**** Listed entries ****

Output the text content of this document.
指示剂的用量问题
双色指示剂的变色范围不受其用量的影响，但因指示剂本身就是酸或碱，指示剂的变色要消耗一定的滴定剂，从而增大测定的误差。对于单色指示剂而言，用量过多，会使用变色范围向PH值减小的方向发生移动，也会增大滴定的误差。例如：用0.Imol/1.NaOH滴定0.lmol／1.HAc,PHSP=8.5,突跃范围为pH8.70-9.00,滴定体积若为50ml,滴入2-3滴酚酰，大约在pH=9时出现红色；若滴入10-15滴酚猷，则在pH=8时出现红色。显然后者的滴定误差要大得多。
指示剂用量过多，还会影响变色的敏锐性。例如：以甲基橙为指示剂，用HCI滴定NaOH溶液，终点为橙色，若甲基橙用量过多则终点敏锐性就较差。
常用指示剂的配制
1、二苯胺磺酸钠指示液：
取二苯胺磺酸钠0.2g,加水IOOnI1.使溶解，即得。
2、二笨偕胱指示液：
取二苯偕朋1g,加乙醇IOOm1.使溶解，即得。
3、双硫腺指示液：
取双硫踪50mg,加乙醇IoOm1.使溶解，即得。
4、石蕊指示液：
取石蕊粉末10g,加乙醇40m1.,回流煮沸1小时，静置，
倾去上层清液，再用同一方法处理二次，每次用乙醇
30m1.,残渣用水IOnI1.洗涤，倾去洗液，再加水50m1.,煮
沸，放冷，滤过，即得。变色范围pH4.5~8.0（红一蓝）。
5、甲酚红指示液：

****

### Objective
Write the material out again in its entirety, exactly as shown.

### Task output
Output the text content of this document.
指示剂的用量问题
双色指示剂的变色范围不受其用量的影响，但因指示剂本身就是酸或碱，指示剂的变色要消耗一定的滴定剂，从而增大测定的误差。对于单色指示剂而言，用量过多，会使用变色范围向PH值减小的方向发生移动，也会增大滴定的误差。例如：用0.Imol/1.NaOH滴定0.lmol／1.HAc,PHSP=8.5,突跃范围为pH8.70-9.00,滴定体积若为50ml,滴入2-3滴酚酰，大约在pH=9时出现红色；若滴入10-15滴酚猷，则在pH=8时出现红色。显然后者的滴定误差要大得多。
指示剂用量过多，还会影响变色的敏锐性。例如：以甲基橙为指示剂，用HCI滴定NaOH溶液，终点为橙色，若甲基橙用量过多则终点敏锐性就较差。
常用指示剂的配制
1、二苯胺磺酸钠指示液：
取二苯胺磺酸钠0.2g,加水IOOnI1.使溶解，即得。
2、二笨偕胱指示液：
取二苯偕朋1g,加乙醇IOOm1.使溶解，即得。
3、双硫腺指示液：
取双硫踪50mg,加乙醇IoOm1.使溶解，即得。
4、石蕊指示液：
取石蕊粉末10g,加乙醇40m1.,回流煮沸1小时，静置，
倾去上层清液，再用同一方法处理二次，每次用乙醇
30m1.,残渣用水IOnI1.洗涤，倾去洗液，再加水50m1.,煮
沸，放冷，滤过，即得。变色范围pH4.5~8.0（红一蓝）。
5、甲酚红指示液：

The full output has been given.